◆ ENTRIES:
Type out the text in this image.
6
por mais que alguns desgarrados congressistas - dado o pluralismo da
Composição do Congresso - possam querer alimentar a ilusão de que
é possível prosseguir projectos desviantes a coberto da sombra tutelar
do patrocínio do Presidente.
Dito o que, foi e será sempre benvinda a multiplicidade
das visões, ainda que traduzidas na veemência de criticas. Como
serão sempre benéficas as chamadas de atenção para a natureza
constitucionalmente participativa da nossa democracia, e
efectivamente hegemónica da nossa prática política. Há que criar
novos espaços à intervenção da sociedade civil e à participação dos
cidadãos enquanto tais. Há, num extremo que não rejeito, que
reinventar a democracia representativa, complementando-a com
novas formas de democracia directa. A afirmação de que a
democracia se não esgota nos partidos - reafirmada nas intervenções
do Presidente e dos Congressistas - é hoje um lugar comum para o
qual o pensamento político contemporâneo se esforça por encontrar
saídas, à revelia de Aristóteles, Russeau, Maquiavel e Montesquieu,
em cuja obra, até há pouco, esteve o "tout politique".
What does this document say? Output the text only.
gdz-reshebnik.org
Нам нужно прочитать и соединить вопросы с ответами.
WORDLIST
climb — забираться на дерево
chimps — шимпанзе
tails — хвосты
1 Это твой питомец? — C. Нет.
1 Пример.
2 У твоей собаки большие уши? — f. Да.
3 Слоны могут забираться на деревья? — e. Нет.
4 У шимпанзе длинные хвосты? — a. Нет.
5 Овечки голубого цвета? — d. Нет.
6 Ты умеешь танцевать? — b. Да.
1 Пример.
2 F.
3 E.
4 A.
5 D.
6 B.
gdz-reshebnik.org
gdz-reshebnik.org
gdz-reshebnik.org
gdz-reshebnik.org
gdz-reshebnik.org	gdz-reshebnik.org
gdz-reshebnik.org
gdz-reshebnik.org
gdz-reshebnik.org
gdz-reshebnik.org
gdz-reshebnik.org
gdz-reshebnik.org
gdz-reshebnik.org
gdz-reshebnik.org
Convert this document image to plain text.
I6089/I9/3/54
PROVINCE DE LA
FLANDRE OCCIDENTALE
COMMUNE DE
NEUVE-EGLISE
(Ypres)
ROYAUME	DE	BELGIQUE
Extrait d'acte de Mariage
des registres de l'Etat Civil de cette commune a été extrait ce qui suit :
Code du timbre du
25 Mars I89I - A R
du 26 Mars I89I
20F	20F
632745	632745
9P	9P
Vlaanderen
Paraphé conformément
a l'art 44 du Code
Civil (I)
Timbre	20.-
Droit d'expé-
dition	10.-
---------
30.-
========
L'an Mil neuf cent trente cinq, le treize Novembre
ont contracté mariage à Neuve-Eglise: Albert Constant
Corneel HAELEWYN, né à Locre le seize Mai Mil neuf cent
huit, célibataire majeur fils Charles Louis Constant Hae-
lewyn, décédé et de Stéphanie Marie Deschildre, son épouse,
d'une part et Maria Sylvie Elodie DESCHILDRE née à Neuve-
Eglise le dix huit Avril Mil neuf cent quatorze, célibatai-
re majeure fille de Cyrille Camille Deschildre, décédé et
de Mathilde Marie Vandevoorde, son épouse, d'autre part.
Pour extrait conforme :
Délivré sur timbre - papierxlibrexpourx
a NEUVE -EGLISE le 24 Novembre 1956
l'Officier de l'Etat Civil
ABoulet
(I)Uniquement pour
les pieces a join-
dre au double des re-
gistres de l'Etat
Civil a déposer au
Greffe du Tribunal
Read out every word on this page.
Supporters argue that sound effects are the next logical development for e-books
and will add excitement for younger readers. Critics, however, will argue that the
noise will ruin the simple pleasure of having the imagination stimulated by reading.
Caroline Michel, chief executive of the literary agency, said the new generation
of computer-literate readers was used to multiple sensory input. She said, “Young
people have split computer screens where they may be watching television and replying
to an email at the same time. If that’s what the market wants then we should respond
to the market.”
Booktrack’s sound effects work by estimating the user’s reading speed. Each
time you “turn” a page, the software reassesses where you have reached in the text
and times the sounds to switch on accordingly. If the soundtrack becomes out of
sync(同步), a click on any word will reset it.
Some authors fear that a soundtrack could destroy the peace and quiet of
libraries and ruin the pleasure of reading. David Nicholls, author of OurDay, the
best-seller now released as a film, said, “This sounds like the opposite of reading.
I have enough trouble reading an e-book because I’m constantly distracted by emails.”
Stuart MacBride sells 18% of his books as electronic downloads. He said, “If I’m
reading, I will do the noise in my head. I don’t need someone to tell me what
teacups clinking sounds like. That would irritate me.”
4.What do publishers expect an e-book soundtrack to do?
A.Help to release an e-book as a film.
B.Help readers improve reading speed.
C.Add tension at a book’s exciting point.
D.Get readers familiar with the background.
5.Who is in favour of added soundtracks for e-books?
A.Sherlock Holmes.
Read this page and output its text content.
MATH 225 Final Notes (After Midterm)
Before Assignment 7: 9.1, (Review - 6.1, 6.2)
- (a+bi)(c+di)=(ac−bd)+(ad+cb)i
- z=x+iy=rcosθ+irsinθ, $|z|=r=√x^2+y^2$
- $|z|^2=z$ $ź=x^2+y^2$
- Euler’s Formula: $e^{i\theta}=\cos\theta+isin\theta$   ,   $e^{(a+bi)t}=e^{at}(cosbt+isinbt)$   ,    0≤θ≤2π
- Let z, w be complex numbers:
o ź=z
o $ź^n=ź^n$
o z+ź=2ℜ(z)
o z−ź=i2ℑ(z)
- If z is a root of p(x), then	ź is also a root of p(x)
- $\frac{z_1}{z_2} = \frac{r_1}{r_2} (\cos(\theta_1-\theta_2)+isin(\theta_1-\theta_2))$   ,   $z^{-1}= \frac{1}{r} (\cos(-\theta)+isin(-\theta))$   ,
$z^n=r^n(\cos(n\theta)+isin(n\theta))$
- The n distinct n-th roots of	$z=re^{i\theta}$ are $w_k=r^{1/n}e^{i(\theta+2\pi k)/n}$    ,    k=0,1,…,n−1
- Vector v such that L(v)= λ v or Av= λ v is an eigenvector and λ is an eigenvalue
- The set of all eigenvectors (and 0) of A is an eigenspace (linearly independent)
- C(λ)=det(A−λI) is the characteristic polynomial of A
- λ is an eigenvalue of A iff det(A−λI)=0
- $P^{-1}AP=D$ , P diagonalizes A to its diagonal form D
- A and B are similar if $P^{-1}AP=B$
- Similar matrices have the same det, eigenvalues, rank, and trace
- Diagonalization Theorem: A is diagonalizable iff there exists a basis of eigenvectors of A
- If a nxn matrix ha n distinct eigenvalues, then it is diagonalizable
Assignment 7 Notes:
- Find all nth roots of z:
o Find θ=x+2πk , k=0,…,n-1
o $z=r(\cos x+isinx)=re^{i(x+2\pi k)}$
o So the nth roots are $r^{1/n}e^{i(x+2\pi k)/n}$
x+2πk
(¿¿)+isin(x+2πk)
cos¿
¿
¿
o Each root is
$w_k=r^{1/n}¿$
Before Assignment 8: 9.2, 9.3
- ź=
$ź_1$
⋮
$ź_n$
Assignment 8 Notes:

◆ TASK OBJECTIVE: Pull out and copy each line containing the string "text".

◆ OUTPUT FOR THIS EXERCISE:
Type out the text in this image.
What does this document say? Output the text only.
Convert this document image to plain text.
time you “turn” a page, the software reassesses where you have reached in the text
Read this page and output its text content.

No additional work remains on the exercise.